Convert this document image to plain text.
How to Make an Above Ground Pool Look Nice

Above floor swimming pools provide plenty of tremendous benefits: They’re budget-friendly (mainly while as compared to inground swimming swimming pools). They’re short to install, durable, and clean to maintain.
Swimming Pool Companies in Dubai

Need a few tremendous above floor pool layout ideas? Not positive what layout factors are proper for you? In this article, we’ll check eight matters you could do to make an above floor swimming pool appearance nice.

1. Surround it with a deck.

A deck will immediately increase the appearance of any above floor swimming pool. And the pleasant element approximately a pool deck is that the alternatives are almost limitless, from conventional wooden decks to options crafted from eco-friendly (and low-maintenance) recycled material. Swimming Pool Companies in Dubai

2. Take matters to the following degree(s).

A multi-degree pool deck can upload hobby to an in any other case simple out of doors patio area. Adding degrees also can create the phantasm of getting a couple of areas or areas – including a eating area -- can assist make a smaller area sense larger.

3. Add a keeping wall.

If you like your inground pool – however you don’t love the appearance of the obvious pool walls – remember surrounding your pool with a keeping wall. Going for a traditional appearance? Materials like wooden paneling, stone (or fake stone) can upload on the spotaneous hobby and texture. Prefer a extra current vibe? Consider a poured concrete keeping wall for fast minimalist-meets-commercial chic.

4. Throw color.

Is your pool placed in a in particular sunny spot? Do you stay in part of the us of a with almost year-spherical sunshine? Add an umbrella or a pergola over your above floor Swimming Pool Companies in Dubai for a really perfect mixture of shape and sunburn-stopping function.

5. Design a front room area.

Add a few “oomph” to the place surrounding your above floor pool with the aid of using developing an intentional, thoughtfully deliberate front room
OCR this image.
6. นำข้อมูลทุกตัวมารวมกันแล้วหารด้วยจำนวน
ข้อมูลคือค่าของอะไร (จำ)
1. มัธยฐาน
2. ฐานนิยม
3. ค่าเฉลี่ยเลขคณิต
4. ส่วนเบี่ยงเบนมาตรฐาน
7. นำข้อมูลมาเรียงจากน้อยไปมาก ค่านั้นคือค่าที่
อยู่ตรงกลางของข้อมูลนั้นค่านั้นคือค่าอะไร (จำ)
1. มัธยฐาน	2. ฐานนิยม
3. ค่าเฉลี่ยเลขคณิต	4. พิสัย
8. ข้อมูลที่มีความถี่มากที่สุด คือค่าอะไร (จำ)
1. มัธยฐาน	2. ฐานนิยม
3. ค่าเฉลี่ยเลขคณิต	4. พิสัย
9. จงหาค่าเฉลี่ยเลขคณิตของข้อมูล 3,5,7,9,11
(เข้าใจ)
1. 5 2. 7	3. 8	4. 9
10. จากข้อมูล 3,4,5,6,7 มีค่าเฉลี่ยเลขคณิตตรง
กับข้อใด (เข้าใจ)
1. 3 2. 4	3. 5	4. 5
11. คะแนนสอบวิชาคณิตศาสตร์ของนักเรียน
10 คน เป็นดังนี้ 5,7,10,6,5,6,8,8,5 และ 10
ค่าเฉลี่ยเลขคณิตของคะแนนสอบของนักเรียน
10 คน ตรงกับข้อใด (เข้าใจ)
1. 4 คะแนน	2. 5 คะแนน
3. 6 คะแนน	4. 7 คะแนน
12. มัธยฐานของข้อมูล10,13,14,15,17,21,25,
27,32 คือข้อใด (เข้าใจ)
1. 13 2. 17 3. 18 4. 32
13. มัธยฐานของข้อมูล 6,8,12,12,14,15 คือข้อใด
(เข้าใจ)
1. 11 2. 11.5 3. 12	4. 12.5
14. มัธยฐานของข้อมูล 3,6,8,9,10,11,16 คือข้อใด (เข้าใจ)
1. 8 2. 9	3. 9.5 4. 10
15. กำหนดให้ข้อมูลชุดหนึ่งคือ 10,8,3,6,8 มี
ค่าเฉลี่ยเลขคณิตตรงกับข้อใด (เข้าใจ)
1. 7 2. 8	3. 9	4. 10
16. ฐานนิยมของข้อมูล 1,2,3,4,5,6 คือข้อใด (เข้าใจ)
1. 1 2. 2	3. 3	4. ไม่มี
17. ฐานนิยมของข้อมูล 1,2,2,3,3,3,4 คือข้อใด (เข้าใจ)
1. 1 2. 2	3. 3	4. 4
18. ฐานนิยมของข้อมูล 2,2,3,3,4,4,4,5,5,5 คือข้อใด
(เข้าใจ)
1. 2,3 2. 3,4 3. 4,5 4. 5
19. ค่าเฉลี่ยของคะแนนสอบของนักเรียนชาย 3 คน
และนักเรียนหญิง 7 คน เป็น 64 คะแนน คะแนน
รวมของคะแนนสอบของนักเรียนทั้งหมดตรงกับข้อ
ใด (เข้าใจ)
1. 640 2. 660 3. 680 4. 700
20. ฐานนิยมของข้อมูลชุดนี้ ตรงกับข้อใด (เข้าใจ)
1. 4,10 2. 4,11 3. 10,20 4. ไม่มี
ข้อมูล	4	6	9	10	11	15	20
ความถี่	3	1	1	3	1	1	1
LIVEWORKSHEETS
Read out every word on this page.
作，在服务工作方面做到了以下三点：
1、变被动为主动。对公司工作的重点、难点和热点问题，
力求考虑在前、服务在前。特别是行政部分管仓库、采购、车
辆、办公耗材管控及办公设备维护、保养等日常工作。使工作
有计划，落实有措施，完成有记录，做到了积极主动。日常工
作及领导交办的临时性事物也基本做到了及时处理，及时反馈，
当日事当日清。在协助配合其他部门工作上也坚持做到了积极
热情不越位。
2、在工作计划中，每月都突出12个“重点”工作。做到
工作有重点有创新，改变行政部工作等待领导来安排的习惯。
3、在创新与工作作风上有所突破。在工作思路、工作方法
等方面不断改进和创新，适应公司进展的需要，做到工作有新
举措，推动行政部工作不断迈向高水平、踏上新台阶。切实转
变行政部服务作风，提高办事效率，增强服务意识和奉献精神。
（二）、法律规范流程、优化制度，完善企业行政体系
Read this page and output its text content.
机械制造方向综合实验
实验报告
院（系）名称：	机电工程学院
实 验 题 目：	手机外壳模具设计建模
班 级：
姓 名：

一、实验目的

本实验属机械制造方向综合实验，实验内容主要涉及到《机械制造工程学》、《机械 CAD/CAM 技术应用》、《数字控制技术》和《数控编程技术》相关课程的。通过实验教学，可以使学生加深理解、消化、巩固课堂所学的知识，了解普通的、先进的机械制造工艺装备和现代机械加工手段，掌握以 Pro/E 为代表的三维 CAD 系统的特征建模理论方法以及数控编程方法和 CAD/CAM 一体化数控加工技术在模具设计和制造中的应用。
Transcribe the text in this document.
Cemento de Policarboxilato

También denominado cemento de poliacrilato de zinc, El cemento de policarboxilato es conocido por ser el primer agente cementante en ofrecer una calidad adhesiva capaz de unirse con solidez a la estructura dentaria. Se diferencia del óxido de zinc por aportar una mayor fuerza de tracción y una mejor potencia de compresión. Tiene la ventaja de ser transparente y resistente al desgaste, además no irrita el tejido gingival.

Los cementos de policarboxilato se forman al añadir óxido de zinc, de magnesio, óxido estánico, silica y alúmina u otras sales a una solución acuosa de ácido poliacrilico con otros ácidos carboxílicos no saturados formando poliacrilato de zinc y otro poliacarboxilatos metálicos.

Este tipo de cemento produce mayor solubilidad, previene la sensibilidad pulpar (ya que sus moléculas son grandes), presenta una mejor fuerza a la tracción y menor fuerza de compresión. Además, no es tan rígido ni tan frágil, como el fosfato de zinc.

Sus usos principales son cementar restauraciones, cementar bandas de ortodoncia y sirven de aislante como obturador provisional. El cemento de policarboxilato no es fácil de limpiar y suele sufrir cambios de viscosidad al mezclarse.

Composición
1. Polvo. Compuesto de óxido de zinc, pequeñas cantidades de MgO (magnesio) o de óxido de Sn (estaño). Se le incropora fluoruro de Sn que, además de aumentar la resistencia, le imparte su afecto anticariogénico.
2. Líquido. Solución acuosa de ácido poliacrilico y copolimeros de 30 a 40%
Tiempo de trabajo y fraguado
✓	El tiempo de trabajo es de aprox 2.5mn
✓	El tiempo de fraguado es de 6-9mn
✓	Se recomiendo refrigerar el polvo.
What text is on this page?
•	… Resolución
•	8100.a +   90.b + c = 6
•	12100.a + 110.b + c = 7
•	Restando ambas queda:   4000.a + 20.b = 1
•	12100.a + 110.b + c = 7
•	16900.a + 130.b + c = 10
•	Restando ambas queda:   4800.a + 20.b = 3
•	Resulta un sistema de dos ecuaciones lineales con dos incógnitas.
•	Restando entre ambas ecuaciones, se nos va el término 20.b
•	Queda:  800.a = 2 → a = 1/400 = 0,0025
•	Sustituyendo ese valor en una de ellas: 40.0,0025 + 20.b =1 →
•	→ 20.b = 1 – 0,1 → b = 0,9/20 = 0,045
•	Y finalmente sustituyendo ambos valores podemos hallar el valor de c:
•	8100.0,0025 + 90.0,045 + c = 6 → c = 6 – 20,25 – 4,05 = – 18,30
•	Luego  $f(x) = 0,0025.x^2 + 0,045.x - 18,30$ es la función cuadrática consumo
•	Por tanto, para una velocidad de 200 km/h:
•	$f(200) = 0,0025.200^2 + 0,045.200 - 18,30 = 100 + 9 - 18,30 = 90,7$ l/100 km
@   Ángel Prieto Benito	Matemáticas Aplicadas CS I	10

━━━━━━━━━━

*EXERCISE TASK*
Locate all lines in the listing above with the word "valor". Copy them.

*EXERCISE OUTPUT*
•	Sustituyendo ese valor en una de ellas: 40.0,0025 + 20.b =1 →
•	Y finalmente sustituyendo ambos valores podemos hallar el valor de c:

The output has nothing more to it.